### What is needed
Retype, word for word, the stretch of the essay on the pandemic and climate change below from "Climate change is" through "learn to cope.".

### Document text
The past few days here in Virginia have been beautiful. Lush green everywhere now that we finally had rain. Cooler temperatures. Crisp mornings. But it's been difficult to get really excited about fall. I guess I had hoped that by now our lives would somehow be returning to normal again after almost two full years of a pandemic. But that's not what is happening. The reality is that until the world gets vaccinated, we are not going to be "normal" again. There are more variants coming so if the Delta does not scare you, then something else will. Maybe you feel safe tailgating, taking trips to the islands, dining indoors, but I do not. Too many healthy people I know are still getting sick, even vaccinated. We don't understand the long-term implications of Covid - kidney disease, heart disease, long-term fatigue - all side affects from this virus even in people who don't get very sick. And where I live sadly less than 50 percent of the population is still in denial about the vaccine. It is very sad to me that people are so ill-informed, not able to do the right thing for the world at large. But this is our country now. And it is quite depressing.
Climate change is here. Get your head out of the sand if you think otherwise. You will know it is here when you get your new homeowners' insurance bill. We are all going to pay for this one way or another. If you are young I would be very worried about what your life is going to be like 20, 30 or 40 years from now. Even the scientists who have studied this area are amazed at how much more quickly the climate is changing than even they expected. These extreme storms - the new normal. Enjoy the time now where you don't need to worry about getting 10 inches of rain in a day. Any house will flood with that amount of water. Drought, lack of water, fires, extreme heat and cold, massive rainfall. It's here. It's our new way of life. We will all have to learn to cope.

### Dataset extract
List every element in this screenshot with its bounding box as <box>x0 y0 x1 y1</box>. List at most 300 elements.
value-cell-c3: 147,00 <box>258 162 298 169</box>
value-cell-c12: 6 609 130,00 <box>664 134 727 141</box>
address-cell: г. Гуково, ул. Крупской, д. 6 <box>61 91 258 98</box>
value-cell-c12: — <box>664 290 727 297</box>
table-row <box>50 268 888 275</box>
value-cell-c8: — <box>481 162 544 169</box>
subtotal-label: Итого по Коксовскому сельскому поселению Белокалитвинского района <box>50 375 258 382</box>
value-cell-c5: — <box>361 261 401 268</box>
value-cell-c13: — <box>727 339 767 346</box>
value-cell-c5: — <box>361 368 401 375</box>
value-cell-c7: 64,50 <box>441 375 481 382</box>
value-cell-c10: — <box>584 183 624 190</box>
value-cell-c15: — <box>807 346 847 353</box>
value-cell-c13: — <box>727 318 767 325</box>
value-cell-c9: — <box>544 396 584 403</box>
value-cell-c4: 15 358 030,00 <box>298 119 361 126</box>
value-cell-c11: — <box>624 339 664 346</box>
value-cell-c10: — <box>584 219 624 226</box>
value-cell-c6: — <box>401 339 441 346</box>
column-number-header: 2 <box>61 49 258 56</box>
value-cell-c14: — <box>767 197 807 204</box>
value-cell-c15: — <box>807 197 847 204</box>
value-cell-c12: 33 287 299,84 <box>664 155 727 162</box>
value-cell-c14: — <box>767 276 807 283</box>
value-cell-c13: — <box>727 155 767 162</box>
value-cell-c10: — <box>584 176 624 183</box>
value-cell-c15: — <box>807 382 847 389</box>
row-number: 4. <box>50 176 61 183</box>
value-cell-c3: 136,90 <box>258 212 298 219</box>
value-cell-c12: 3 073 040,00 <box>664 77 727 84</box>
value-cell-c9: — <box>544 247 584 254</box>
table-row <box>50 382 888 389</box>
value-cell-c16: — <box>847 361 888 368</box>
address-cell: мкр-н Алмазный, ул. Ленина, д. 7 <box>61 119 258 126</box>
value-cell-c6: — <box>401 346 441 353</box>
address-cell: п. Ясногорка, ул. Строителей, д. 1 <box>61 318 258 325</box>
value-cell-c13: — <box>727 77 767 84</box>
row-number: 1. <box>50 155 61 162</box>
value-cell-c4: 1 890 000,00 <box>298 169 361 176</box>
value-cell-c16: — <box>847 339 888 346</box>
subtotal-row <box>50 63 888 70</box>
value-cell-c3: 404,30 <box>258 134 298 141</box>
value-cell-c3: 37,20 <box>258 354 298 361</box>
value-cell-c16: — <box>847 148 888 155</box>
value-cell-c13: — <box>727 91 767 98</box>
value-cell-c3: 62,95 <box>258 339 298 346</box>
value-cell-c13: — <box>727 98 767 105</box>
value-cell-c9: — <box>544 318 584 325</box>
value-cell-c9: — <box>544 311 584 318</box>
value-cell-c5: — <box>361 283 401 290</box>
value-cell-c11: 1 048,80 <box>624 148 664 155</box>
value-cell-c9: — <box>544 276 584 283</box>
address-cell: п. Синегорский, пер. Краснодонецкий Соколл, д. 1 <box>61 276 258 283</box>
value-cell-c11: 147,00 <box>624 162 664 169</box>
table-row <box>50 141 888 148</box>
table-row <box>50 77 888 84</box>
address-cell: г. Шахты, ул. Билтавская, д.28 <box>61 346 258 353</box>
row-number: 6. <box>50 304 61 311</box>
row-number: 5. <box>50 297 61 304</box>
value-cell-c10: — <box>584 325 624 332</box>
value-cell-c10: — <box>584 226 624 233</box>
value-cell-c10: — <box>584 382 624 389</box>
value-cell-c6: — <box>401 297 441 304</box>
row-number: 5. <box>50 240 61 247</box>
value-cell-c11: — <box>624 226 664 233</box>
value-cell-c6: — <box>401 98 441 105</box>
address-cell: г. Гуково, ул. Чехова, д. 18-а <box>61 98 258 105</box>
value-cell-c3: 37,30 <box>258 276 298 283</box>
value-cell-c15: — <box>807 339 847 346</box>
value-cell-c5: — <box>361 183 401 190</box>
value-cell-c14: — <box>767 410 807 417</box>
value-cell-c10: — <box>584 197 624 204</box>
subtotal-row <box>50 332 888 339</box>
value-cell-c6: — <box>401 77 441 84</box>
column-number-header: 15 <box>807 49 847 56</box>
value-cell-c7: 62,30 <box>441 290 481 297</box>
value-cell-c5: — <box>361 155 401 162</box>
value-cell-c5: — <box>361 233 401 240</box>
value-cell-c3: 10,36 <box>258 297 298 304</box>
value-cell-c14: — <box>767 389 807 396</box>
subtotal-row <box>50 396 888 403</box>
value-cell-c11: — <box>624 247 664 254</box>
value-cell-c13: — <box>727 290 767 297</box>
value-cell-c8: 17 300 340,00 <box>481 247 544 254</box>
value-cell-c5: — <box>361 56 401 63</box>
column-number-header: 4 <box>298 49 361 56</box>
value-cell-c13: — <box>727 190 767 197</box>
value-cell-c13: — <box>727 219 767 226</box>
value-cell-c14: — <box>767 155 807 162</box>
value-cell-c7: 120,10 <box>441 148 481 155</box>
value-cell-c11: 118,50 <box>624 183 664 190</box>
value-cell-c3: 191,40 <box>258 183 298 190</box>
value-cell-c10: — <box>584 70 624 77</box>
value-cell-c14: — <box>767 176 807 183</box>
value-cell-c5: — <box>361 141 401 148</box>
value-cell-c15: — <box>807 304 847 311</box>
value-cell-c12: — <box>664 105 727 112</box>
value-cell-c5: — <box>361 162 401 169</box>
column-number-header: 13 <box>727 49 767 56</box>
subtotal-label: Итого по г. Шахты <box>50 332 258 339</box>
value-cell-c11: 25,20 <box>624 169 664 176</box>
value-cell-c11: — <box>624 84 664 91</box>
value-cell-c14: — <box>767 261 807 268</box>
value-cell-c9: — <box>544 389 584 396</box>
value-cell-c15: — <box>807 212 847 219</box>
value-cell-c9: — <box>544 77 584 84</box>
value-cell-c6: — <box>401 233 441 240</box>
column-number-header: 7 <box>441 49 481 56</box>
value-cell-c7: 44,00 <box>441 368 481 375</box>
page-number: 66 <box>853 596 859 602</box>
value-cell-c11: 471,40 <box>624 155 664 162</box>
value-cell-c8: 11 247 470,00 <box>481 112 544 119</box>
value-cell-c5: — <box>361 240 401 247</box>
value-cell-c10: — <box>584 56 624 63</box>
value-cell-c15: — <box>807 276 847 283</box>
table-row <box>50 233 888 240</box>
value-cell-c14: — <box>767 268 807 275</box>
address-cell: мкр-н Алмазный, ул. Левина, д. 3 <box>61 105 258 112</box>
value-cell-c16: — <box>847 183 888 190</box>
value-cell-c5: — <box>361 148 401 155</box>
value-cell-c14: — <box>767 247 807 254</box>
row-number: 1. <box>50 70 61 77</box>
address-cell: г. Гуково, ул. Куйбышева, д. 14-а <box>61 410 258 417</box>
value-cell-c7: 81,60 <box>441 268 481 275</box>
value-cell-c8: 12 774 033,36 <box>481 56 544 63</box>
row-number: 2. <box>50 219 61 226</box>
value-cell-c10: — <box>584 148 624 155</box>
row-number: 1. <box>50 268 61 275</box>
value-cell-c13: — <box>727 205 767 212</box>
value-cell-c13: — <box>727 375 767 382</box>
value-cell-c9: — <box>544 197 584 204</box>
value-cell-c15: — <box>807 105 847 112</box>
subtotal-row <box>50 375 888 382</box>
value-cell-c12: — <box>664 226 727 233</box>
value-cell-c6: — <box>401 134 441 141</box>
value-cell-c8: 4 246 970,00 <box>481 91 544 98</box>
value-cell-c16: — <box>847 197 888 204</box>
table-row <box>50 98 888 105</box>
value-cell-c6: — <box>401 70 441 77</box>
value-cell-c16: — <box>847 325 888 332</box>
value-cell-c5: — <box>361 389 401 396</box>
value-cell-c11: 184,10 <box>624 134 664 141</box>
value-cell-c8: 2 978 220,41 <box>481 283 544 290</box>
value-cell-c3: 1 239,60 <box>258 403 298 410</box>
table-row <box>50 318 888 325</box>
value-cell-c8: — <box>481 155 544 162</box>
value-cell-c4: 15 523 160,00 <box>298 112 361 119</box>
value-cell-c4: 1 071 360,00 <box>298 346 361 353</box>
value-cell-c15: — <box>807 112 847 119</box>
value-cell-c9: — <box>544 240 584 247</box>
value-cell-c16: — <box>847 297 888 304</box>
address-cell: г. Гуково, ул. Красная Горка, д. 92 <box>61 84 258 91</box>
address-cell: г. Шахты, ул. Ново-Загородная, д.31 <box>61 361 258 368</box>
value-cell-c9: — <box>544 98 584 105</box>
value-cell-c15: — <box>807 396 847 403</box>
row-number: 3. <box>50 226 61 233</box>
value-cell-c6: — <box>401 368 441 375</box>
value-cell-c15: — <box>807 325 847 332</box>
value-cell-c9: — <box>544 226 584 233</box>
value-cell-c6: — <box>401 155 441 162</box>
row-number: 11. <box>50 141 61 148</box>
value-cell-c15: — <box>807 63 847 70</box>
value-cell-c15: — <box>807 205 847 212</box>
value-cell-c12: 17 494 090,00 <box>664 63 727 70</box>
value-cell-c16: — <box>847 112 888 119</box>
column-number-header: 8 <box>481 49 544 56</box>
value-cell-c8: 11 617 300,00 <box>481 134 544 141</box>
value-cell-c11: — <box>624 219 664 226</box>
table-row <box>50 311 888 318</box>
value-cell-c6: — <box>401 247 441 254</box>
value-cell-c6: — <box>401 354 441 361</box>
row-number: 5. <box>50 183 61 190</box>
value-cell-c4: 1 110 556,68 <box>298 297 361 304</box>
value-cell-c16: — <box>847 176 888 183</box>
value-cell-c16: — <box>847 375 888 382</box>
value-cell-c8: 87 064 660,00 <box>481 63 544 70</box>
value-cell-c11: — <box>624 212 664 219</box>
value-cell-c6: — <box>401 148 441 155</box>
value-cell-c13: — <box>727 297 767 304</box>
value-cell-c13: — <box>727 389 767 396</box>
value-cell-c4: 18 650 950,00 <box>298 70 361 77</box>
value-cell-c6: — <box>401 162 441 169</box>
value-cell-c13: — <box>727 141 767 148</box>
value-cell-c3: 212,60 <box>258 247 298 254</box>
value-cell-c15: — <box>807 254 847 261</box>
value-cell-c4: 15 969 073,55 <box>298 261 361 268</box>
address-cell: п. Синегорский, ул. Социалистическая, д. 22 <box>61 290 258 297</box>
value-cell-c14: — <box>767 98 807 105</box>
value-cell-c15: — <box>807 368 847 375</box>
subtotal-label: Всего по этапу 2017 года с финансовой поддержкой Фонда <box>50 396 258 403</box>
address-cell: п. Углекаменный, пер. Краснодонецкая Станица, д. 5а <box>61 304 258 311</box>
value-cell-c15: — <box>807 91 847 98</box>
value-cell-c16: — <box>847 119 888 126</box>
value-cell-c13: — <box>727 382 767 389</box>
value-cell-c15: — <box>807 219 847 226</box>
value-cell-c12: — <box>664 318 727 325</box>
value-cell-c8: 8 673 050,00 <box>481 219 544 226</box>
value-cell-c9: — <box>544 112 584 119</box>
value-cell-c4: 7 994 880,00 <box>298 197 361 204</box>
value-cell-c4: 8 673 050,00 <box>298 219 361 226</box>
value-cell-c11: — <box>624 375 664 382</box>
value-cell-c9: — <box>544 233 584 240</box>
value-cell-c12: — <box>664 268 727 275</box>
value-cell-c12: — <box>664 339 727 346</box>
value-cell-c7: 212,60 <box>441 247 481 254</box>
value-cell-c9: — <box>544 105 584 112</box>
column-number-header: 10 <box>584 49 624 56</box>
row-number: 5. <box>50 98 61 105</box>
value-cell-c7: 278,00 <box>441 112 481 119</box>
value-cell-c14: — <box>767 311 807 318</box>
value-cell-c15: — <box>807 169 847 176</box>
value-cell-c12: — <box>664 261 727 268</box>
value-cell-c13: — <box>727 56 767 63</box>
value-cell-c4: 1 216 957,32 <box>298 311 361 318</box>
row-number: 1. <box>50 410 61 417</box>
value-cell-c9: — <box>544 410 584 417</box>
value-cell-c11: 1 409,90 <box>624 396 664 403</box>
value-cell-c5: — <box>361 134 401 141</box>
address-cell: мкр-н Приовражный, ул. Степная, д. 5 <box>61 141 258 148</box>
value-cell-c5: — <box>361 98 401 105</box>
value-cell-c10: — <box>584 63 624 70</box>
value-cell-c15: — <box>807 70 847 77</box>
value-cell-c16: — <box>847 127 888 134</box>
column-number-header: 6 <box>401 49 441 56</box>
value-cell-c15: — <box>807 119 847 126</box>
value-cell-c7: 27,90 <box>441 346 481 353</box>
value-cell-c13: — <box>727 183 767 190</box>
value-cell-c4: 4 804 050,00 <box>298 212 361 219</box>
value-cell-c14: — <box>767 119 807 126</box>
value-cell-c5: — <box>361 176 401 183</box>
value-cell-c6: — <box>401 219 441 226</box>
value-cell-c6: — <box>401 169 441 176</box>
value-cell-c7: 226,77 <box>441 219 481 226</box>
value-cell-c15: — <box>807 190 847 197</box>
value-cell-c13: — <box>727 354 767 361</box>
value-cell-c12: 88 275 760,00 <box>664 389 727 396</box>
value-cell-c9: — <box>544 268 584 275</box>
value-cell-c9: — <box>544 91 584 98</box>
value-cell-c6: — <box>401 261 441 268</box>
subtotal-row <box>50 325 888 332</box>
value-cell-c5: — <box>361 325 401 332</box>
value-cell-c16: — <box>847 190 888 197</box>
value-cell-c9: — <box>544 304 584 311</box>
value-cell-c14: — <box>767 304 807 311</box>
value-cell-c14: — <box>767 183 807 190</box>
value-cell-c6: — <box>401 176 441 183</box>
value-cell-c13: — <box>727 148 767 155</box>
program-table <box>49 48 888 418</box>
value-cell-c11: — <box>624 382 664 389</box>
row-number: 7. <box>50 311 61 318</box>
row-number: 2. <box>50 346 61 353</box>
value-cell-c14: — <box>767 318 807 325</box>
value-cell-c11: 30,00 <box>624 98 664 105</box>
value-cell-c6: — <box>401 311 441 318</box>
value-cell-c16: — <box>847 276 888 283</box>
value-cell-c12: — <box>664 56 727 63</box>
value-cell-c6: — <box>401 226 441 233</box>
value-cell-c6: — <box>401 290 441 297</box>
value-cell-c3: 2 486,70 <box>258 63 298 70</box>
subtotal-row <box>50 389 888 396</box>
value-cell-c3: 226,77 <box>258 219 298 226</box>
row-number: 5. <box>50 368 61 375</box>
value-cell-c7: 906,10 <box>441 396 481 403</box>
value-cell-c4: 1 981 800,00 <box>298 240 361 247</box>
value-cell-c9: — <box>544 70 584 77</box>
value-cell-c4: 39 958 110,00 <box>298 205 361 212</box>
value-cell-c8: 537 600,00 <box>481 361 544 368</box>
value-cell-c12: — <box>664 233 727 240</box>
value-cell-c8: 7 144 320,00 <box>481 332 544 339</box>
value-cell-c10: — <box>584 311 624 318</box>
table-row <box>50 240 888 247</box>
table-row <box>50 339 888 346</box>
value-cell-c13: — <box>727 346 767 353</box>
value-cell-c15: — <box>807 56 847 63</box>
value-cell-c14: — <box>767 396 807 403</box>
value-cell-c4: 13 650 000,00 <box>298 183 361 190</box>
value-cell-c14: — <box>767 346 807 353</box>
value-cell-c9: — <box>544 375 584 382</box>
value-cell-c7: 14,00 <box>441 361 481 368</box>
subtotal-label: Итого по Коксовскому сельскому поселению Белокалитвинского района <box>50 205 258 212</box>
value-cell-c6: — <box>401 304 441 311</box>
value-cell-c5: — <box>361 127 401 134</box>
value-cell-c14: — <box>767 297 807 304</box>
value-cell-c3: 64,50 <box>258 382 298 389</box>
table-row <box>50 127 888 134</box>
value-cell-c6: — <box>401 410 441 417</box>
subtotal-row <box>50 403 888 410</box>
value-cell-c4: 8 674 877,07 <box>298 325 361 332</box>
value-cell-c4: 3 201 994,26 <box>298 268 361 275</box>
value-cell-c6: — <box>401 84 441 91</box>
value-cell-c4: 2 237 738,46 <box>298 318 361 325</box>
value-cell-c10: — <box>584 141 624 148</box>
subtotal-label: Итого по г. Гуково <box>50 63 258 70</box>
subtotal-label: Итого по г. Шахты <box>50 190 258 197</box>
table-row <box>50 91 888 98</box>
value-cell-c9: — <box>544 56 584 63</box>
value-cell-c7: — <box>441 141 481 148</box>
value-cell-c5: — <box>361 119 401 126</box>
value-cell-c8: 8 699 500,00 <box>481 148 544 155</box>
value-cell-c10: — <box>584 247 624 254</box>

### Solution
Climate change is here. Get your head out of the sand if you think otherwise. You will know it is here when you get your new homeowners' insurance bill. We are all going to pay for this one way or another. If you are young I would be very worried about what your life is going to be like 20, 30 or 40 years from now. Even the scientists who have studied this area are amazed at how much more quickly the climate is changing than even they expected. These extreme storms - the new normal. Enjoy the time now where you don't need to worry about getting 10 inches of rain in a day. Any house will flood with that amount of water. Drought, lack of water, fires, extreme heat and cold, massive rainfall. It's here. It's our new way of life. We will all have to learn to cope.